YOUR GOAL:
Copy every line of the records below that holds the word "Ground".

RECORDED INFORMATION:
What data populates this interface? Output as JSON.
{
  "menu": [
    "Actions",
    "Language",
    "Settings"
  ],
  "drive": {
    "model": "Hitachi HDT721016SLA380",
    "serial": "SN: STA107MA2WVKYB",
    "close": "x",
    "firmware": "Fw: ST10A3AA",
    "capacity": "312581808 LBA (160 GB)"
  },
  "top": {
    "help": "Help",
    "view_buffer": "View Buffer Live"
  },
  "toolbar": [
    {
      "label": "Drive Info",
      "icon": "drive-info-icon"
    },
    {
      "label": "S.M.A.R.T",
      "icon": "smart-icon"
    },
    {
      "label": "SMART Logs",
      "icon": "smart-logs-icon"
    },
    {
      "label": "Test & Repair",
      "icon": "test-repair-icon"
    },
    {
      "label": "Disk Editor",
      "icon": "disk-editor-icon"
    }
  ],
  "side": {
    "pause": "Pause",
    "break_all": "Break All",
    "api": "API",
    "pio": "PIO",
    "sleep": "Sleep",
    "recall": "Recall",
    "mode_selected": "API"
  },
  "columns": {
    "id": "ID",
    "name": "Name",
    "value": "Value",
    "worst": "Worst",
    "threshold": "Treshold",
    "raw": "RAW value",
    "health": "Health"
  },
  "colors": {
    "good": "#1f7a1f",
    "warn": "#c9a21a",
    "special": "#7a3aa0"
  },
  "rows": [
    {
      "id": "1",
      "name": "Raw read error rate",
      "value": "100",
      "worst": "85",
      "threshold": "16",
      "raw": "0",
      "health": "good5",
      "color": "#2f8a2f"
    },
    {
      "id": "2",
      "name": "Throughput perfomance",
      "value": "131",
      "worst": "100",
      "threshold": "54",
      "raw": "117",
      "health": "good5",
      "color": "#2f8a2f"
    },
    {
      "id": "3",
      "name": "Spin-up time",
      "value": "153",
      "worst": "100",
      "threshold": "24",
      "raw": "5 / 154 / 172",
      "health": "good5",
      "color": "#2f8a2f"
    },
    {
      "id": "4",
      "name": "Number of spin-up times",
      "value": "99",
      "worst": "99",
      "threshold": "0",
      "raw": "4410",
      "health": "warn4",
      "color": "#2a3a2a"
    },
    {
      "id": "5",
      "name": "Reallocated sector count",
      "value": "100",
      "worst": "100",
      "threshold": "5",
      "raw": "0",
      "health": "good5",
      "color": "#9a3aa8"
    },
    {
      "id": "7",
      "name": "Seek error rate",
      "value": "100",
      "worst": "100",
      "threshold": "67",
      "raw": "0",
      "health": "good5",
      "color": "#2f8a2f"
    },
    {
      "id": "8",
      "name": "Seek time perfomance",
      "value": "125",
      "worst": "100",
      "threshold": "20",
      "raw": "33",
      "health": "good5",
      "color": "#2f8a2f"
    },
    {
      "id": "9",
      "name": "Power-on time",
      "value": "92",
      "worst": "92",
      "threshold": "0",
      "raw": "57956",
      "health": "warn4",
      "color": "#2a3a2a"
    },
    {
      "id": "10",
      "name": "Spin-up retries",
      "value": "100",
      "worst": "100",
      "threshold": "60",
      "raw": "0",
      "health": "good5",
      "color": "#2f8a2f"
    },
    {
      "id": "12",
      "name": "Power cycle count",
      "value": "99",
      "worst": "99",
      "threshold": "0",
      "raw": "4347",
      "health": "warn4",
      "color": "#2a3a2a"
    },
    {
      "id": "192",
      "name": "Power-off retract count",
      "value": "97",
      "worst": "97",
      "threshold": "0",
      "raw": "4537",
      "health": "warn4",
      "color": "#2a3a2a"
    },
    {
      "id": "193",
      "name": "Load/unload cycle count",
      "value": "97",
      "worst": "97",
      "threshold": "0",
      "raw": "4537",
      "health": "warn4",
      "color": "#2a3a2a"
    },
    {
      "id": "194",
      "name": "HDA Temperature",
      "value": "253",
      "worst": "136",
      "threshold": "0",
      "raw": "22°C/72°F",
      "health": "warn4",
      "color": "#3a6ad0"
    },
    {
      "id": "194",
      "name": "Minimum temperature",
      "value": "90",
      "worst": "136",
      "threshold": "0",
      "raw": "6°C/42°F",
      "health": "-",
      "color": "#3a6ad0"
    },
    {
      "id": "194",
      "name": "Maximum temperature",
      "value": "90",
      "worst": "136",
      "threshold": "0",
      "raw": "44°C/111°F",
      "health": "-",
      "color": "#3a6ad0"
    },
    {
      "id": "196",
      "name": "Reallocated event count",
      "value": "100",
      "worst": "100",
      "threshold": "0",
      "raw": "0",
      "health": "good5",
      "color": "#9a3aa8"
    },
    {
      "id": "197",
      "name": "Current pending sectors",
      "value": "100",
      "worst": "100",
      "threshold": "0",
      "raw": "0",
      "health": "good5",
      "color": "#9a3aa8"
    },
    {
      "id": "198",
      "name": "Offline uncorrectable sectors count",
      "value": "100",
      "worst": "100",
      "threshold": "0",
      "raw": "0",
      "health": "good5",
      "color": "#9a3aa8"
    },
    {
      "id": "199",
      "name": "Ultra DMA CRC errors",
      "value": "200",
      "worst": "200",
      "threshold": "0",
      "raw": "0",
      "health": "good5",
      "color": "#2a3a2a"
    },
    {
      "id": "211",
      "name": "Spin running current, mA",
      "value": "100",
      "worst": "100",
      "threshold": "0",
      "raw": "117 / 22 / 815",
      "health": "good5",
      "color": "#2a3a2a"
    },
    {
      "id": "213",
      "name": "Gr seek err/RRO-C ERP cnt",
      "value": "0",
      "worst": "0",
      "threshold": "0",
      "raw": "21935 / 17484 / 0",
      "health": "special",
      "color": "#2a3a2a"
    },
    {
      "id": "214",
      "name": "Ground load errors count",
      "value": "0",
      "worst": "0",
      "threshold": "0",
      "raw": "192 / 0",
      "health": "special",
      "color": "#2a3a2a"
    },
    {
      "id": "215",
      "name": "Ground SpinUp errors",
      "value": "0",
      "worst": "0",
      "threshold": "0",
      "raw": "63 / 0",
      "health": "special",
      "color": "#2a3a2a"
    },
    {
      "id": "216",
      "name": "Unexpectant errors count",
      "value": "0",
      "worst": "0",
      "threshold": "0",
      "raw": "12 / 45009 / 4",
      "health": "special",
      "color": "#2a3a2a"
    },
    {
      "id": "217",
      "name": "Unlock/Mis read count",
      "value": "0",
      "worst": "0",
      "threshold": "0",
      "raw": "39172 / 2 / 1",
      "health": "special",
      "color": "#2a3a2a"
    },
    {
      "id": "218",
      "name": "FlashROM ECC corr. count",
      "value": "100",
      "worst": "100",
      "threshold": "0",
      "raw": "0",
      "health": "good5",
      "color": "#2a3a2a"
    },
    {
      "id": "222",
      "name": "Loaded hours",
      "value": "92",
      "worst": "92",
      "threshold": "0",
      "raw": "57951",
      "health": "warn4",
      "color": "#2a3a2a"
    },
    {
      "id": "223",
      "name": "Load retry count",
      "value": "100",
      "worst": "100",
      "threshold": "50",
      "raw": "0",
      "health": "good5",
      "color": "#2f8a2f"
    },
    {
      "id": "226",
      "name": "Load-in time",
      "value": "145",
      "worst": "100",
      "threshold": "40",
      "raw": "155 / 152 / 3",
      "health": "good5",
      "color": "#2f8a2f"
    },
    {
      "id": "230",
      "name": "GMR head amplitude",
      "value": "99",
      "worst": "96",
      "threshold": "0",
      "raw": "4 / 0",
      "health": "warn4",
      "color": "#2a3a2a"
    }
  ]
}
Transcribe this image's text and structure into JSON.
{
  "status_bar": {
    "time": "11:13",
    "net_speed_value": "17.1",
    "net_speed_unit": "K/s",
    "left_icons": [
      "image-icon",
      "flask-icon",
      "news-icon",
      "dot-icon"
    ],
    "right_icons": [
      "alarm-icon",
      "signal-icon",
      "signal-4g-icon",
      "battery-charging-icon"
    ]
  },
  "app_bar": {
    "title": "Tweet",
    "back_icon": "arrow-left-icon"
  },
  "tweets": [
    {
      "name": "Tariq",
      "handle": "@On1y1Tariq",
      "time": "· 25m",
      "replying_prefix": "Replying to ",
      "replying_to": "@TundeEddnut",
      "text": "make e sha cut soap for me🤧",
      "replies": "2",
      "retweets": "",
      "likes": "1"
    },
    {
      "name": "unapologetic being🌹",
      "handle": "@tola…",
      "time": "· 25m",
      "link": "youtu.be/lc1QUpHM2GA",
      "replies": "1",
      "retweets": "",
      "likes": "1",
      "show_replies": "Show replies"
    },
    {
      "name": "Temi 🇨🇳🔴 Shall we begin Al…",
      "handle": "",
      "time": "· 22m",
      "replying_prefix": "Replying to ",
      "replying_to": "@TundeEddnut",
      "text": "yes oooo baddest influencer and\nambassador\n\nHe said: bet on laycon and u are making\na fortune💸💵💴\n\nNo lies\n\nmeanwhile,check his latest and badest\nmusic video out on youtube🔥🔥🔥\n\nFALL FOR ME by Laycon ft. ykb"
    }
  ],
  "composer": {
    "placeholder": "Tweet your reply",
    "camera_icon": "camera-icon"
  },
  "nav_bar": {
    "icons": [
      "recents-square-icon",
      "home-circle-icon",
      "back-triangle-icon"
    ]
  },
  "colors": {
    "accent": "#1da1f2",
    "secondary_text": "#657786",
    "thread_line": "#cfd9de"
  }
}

RESULT FOR THIS TASK:
      "name": "Ground load errors count",
      "name": "Ground SpinUp errors",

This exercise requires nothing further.